» TASK DESCRIPTION: What comes next in the LightGBM overview below? Continue it from the last feature in its list.

BEGIN TEXT PROVIDED

LightGBM Trees¶

LightGBM (Light Gradient Boosting Machine)¶

A decent chatGPT summary:

LightGBM is a fast, distributed, high-performance gradient boosting framework primarily used for machine learning tasks such as classification, regression, and ranking. It is designed to handle large datasets and provides excellent performance for both sparse and dense data. LightGBM stands out due to its efficiency and speed, especially for large-scale datasets.

Key Features:¶

  • Gradient Boosting Framework: It builds an ensemble of decision trees by sequentially adding trees to correct the errors of previous ones, improving predictive accuracy.
  • Leaf-wise Tree Growth: Unlike traditional depth-first growth in decision trees, LightGBM grows trees leaf-wise, leading to faster convergence and better accuracy, especially with larger datasets.
  • Categorical Feature Support: LightGBM supports categorical features directly, eliminating the need for explicit one-hot encoding or other preprocessing steps.
  • Efficient Memory Usage: The algorithm is optimized to handle large datasets with less memory overhead by using techniques like histogram-based splitting.
  • Distributed Training: LightGBM supports parallel and GPU learning, making it highly scalable.

END TEXT PROVIDED
BEGIN PROVIDED DATA

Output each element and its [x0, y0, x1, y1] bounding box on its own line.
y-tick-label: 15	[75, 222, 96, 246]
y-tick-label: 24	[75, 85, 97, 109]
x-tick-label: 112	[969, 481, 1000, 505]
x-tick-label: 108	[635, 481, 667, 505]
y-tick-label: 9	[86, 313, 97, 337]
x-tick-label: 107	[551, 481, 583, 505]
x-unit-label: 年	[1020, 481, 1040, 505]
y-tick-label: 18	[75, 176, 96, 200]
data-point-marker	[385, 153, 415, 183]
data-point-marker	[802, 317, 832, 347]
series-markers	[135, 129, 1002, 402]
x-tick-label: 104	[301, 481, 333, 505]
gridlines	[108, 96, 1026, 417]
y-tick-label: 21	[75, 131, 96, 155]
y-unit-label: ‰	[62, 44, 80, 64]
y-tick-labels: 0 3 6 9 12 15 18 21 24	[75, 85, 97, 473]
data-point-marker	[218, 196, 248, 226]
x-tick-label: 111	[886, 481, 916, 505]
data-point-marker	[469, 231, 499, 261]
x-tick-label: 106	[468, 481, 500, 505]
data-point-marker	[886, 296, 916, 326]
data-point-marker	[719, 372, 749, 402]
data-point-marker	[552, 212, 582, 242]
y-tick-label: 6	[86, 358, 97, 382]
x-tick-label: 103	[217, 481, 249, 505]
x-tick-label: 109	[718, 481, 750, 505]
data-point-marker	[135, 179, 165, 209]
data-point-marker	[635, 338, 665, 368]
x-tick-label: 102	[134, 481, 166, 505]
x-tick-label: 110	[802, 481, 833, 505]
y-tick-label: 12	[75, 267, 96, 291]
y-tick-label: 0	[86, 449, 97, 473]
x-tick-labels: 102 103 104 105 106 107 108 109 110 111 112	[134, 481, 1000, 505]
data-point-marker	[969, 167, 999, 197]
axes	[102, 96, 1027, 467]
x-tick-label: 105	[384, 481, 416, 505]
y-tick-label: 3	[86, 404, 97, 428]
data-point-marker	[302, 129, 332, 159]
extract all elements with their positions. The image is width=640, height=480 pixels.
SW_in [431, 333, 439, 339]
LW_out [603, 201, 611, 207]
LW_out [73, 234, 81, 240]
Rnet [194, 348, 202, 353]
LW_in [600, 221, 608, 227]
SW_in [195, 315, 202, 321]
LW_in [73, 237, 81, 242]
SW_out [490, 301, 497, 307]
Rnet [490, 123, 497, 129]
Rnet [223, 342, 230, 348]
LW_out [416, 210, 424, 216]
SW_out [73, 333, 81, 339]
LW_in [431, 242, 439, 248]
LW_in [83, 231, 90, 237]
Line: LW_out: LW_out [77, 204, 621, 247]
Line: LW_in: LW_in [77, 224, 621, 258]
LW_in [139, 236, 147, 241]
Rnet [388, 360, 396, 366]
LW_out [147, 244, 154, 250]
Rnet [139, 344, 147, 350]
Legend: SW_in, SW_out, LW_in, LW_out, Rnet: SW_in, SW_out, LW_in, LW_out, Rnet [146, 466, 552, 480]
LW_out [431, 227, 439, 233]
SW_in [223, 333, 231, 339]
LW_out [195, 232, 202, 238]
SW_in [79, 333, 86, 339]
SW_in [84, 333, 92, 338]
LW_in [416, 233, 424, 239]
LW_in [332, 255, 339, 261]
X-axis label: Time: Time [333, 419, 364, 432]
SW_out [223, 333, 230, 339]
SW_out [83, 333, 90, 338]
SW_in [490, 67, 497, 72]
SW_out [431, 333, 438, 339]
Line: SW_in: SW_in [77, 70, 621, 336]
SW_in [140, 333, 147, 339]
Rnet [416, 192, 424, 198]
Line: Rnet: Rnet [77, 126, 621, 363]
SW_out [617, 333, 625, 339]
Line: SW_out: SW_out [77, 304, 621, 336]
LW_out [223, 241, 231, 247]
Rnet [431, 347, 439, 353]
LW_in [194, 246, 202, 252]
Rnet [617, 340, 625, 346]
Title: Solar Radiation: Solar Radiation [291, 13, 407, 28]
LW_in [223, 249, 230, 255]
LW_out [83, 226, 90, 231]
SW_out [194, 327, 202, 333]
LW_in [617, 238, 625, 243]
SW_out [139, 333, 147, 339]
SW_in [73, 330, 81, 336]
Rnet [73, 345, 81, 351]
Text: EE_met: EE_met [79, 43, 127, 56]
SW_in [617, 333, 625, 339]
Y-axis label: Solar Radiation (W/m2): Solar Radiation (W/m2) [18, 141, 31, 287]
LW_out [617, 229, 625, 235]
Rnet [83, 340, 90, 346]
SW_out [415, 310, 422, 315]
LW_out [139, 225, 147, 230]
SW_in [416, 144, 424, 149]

END PROVIDED DATA

» WRITTEN RESPONSE:
Key Advantages:¶

  • Faster Training: LightGBM uses histogram-based algorithms, which reduces the computational cost during training and makes it faster than other gradient boosting frameworks.
  • Scalable: Suitable for both small datasets and big data, it can be scaled effectively across machines or GPUs.
  • Automatic Handling of Categorical Data: LightGBM automatically handles categorical features, simplifying the preprocessing pipeline.

Common Use Cases:¶

  • Classification and regression tasks
  • Ranking problems, such as in recommendation systems
  • Handling large-scale datasets with many features

The Restaurant dataset¶

Here we run it on Restaurants. It requires some tweaking to work on a dataset this small. But it does handle categorical features without conversion. Unfort

In [36]:
import lightgbm as lgb
import pandas as pd
from sklearn.model_selection import train_test_split
import matplotlib.pyplot as plt

# Sample synthetic dataset (similar to Restaurant WillWait)
data = pd.read_csv('restaurant2.csv')

# Separate features and target
X = data.drop(columns='WillWait')
y = data['WillWait']

# Convert categorical columns to category dtype
categorical_columns = list(X.columns)
for col in categorical_columns:
    X[col] = X[col].astype('category')

# Split data
X_train, X_test, y_train, y_test = train_test_split(X, y, test_size=0.3, random_state=42)

# Initialize LightGBM model
model = lgb.LGBMClassifier(min_child_samples = 1, num_leaves=31, verbosity=-1)
In [37]:
# Train the model
model.fit(X,y, feature_name = list(X.columns)
         , categorical_feature=['Pat'])
Out[37]:
LGBMClassifier(min_child_samples=1, verbosity=-1)
In a Jupyter environment, please rerun this cell to show the HTML representation or trust the notebook.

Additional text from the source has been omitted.